WHAT IS ASKED: Pictures within the data are to be left out; everything else must be reproduced exactly.

MATERIAL TO PROCESS:
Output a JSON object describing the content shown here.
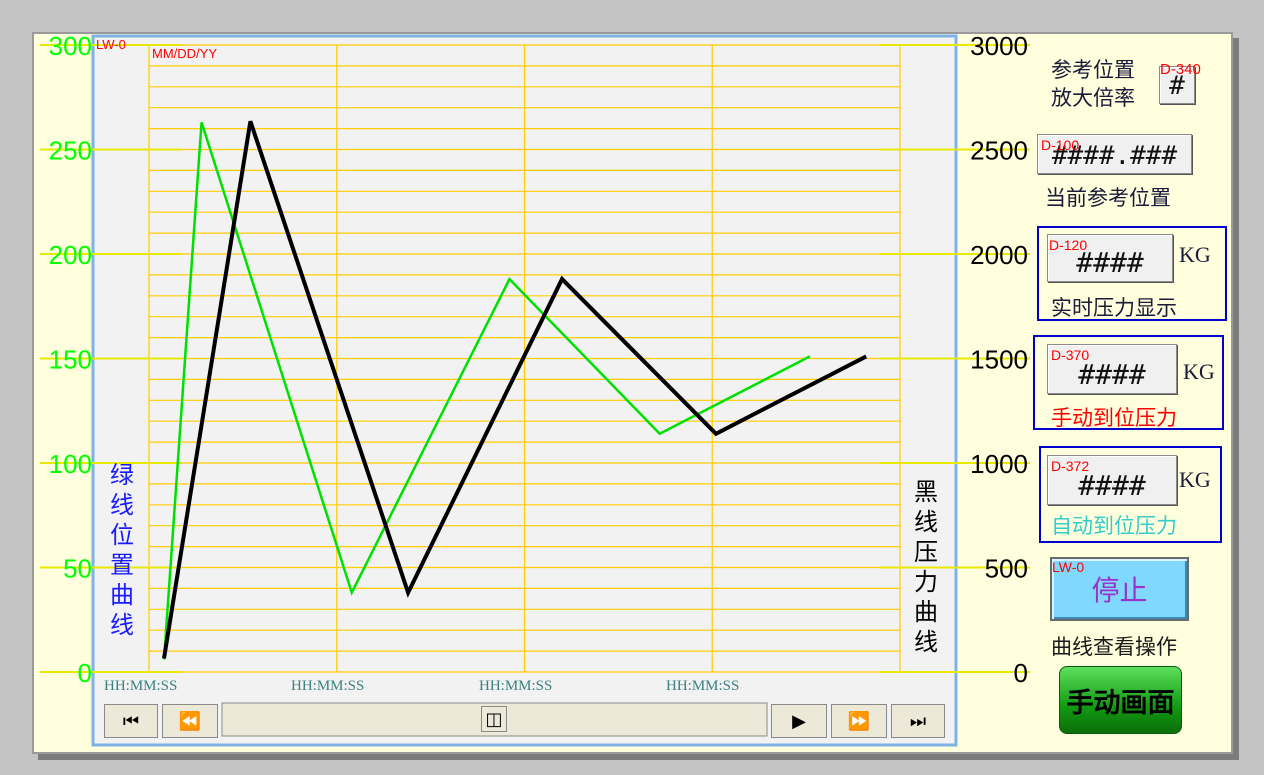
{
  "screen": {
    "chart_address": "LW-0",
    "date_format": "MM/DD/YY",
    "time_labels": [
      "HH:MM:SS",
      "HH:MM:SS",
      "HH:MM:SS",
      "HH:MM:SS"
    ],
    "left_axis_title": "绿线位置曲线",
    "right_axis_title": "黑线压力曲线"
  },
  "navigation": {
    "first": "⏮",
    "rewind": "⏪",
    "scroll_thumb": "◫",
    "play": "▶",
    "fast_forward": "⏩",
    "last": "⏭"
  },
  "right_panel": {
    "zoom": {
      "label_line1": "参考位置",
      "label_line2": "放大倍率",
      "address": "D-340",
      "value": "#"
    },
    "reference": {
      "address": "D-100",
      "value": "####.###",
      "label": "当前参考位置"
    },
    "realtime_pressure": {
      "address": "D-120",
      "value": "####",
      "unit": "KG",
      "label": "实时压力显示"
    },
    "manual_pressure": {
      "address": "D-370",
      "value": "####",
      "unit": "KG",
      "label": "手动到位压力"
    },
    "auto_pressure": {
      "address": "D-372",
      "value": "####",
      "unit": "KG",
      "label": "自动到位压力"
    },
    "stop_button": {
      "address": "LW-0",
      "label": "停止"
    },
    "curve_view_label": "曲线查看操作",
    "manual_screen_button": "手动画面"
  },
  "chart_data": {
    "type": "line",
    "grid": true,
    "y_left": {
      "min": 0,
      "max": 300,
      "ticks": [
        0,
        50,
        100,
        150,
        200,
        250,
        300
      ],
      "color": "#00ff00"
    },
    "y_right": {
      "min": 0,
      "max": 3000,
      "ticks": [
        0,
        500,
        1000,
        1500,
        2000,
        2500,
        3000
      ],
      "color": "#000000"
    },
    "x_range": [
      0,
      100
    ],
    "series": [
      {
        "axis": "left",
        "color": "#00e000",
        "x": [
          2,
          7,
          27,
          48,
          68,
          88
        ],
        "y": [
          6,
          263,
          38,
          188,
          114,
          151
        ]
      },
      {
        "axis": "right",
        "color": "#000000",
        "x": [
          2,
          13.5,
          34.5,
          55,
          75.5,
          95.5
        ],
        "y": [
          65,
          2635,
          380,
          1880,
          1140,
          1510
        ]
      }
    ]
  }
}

ANSWER BELOW:
Output a JSON object describing the content shown here.
{
  "screen": {
    "chart_address": "LW-0",
    "date_format": "MM/DD/YY",
    "time_labels": [
      "HH:MM:SS",
      "HH:MM:SS",
      "HH:MM:SS",
      "HH:MM:SS"
    ],
    "left_axis_title": "绿线位置曲线",
    "right_axis_title": "黑线压力曲线"
  },
  "navigation": {
    "first": "⏮",
    "rewind": "⏪",
    "scroll_thumb": "◫",
    "play": "▶",
    "fast_forward": "⏩",
    "last": "⏭"
  },
  "right_panel": {
    "zoom": {
      "label_line1": "参考位置",
      "label_line2": "放大倍率",
      "address": "D-340",
      "value": "#"
    },
    "reference": {
      "address": "D-100",
      "value": "####.###",
      "label": "当前参考位置"
    },
    "realtime_pressure": {
      "address": "D-120",
      "value": "####",
      "unit": "KG",
      "label": "实时压力显示"
    },
    "manual_pressure": {
      "address": "D-370",
      "value": "####",
      "unit": "KG",
      "label": "手动到位压力"
    },
    "auto_pressure": {
      "address": "D-372",
      "value": "####",
      "unit": "KG",
      "label": "自动到位压力"
    },
    "stop_button": {
      "address": "LW-0",
      "label": "停止"
    },
    "curve_view_label": "曲线查看操作",
    "manual_screen_button": "手动画面"
  },
  "chart_data": {
    "type": "line",
    "grid": true,
    "y_left": {
      "min": 0,
      "max": 300,
      "ticks": [
        0,
        50,
        100,
        150,
        200,
        250,
        300
      ],
      "color": "#00ff00"
    },
    "y_right": {
      "min": 0,
      "max": 3000,
      "ticks": [
        0,
        500,
        1000,
        1500,
        2000,
        2500,
        3000
      ],
      "color": "#000000"
    },
    "x_range": [
      0,
      100
    ],
    "series": [
      {
        "axis": "left",
        "color": "#00e000",
        "x": [
          2,
          7,
          27,
          48,
          68,
          88
        ],
        "y": [
          6,
          263,
          38,
          188,
          114,
          151
        ]
      },
      {
        "axis": "right",
        "color": "#000000",
        "x": [
          2,
          13.5,
          34.5,
          55,
          75.5,
          95.5
        ],
        "y": [
          65,
          2635,
          380,
          1880,
          1140,
          1510
        ]
      }
    ]
  }
}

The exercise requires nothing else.